Set exercise —
Retype, exactly as written, every line from the one containing "Reverse-engineer this chart into JSON." through the last line of the records below, both included; skip the pictures.

A run of records
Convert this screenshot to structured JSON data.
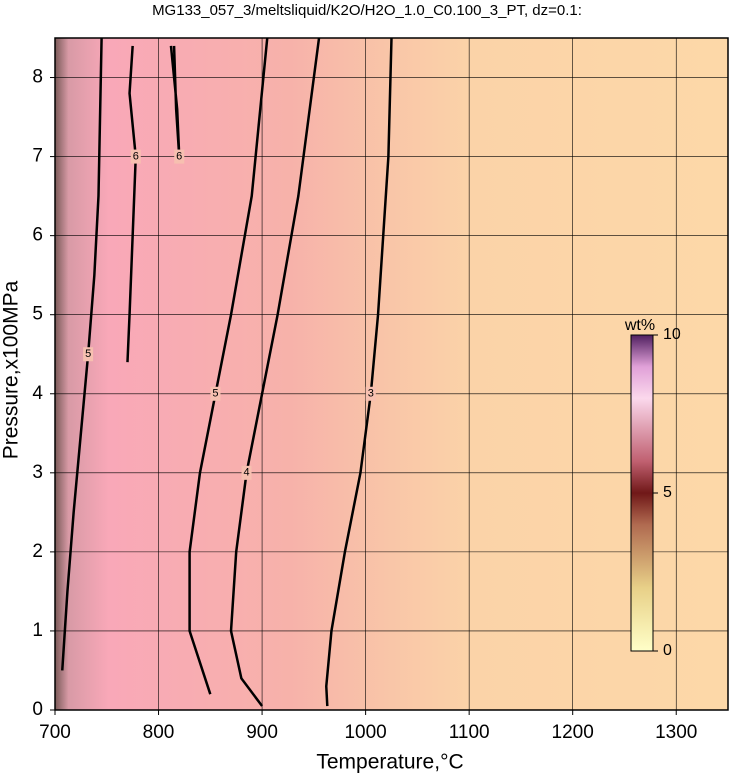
{
  "chart_data": {
    "type": "contour",
    "title": "MG133_057_3/meltsliquid/K2O/H2O_1.0_C0.100_3_PT, dz=0.1:",
    "x_label": "Temperature,°C",
    "y_label": "Pressure,x100MPa",
    "xlim": [
      700,
      1350
    ],
    "xticks": [
      700,
      800,
      900,
      1000,
      1100,
      1200,
      1300
    ],
    "ylim": [
      0,
      8.5
    ],
    "yticks": [
      0,
      1,
      2,
      3,
      4,
      5,
      6,
      7,
      8
    ],
    "grid": true,
    "colorbar": {
      "label": "wt%",
      "lim": [
        0,
        10
      ],
      "ticks": [
        0,
        5,
        10
      ]
    },
    "contours": [
      {
        "level": 3,
        "x": [
          963,
          962,
          967,
          980,
          995,
          1005,
          1012,
          1017,
          1022,
          1025
        ],
        "y": [
          0.05,
          0.3,
          1,
          2,
          3,
          4,
          5,
          6,
          7,
          8.5
        ]
      },
      {
        "level": 4,
        "x": [
          900,
          880,
          870,
          875,
          885,
          900,
          915,
          935,
          955
        ],
        "y": [
          0.05,
          0.4,
          1,
          2,
          3,
          4,
          5,
          6.5,
          8.5
        ]
      },
      {
        "level": 5,
        "x": [
          850,
          830,
          830,
          840,
          855,
          870,
          890,
          905
        ],
        "y": [
          0.2,
          1,
          2,
          3,
          4,
          5,
          6.5,
          8.5
        ]
      },
      {
        "level": 6,
        "x": [
          770,
          772,
          775,
          778,
          772,
          775
        ],
        "y": [
          4.4,
          5,
          6,
          7,
          7.8,
          8.4
        ]
      },
      {
        "level": 6,
        "x": [
          812,
          815,
          818,
          820,
          817,
          815
        ],
        "y": [
          8.4,
          8.0,
          7.6,
          7.0,
          7.6,
          8.4
        ]
      },
      {
        "level": 5,
        "x": [
          707,
          712,
          718,
          725,
          732,
          738,
          742,
          745
        ],
        "y": [
          0.5,
          1.5,
          2.5,
          3.5,
          4.5,
          5.5,
          6.5,
          8.5
        ]
      }
    ]
  }
}
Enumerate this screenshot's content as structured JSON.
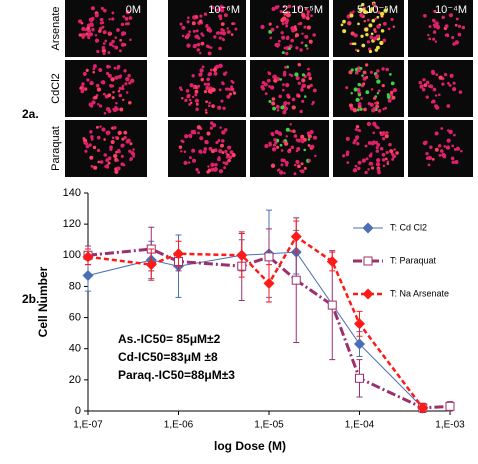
{
  "panel_labels": [
    "2a.",
    "2b."
  ],
  "images": {
    "columns": [
      "0M",
      "10⁻⁶M",
      "2.10⁻⁵M",
      "5.10⁻⁵M",
      "10⁻⁴M"
    ],
    "rows": [
      "Arsenate",
      "CdCl2",
      "Paraquat"
    ]
  },
  "chart_data": {
    "type": "scatter",
    "xlabel": "log Dose (M)",
    "ylabel": "Cell Number",
    "xscale": "log",
    "xlim": [
      1e-07,
      0.001
    ],
    "xticks": [
      {
        "value": 1e-07,
        "label": "1,E-07"
      },
      {
        "value": 1e-06,
        "label": "1,E-06"
      },
      {
        "value": 1e-05,
        "label": "1,E-05"
      },
      {
        "value": 0.0001,
        "label": "1,E-04"
      },
      {
        "value": 0.001,
        "label": "1,E-03"
      }
    ],
    "ylim": [
      0,
      140
    ],
    "yticks": [
      0,
      20,
      40,
      60,
      80,
      100,
      120,
      140
    ],
    "annotations": [
      "As.-IC50= 85μM±2",
      "Cd-IC50=83μM ±8",
      "Paraq.-IC50=88μM±3"
    ],
    "series": [
      {
        "name": "T: Cd Cl2",
        "color": "#4a6fb5",
        "marker": "diamond",
        "dash": "solid",
        "x": [
          1e-07,
          5e-07,
          1e-06,
          5e-06,
          1e-05,
          2e-05,
          0.0001,
          0.0005
        ],
        "values": [
          87,
          97,
          93,
          100,
          101,
          102,
          43,
          2
        ],
        "errors": [
          10,
          12,
          20,
          10,
          28,
          14,
          8,
          2
        ]
      },
      {
        "name": "T: Paraquat",
        "color": "#9c2f6e",
        "marker": "square",
        "dash": "dashdot",
        "x": [
          1e-07,
          5e-07,
          1e-06,
          5e-06,
          1e-05,
          2e-05,
          5e-05,
          0.0001,
          0.0005,
          0.001
        ],
        "values": [
          100,
          104,
          96,
          93,
          99,
          84,
          68,
          21,
          2,
          3
        ],
        "errors": [
          6,
          14,
          6,
          22,
          18,
          40,
          35,
          12,
          3,
          3
        ]
      },
      {
        "name": "T: Na Arsenate",
        "color": "#ff1a1a",
        "marker": "diamond",
        "dash": "dash",
        "x": [
          1e-07,
          5e-07,
          1e-06,
          5e-06,
          1e-05,
          2e-05,
          5e-05,
          0.0001,
          0.0005
        ],
        "values": [
          99,
          94,
          101,
          100,
          82,
          112,
          96,
          56,
          2
        ],
        "errors": [
          5,
          10,
          8,
          14,
          12,
          10,
          6,
          8,
          2
        ]
      }
    ]
  }
}
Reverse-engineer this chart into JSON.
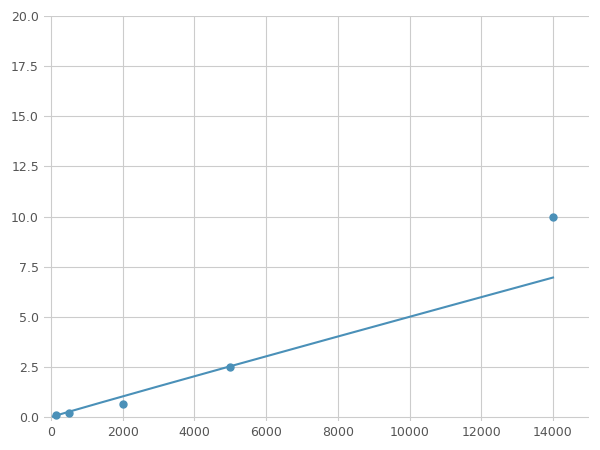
{
  "x_points": [
    125,
    500,
    2000,
    5000,
    14000
  ],
  "y_points": [
    0.1,
    0.2,
    0.65,
    2.5,
    10.0
  ],
  "line_color": "#4a90b8",
  "marker_color": "#4a90b8",
  "marker_size": 5,
  "xlim": [
    -200,
    15000
  ],
  "ylim": [
    -0.2,
    20.0
  ],
  "xticks": [
    0,
    2000,
    4000,
    6000,
    8000,
    10000,
    12000,
    14000
  ],
  "yticks": [
    0.0,
    2.5,
    5.0,
    7.5,
    10.0,
    12.5,
    15.0,
    17.5,
    20.0
  ],
  "grid_color": "#cccccc",
  "bg_color": "#ffffff",
  "linewidth": 1.5
}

Result of this task —
Reverse-engineer this chart into JSON.
{
  "x_points": [
    125,
    500,
    2000,
    5000,
    14000
  ],
  "y_points": [
    0.1,
    0.2,
    0.65,
    2.5,
    10.0
  ],
  "line_color": "#4a90b8",
  "marker_color": "#4a90b8",
  "marker_size": 5,
  "xlim": [
    -200,
    15000
  ],
  "ylim": [
    -0.2,
    20.0
  ],
  "xticks": [
    0,
    2000,
    4000,
    6000,
    8000,
    10000,
    12000,
    14000
  ],
  "yticks": [
    0.0,
    2.5,
    5.0,
    7.5,
    10.0,
    12.5,
    15.0,
    17.5,
    20.0
  ],
  "grid_color": "#cccccc",
  "bg_color": "#ffffff",
  "linewidth": 1.5
}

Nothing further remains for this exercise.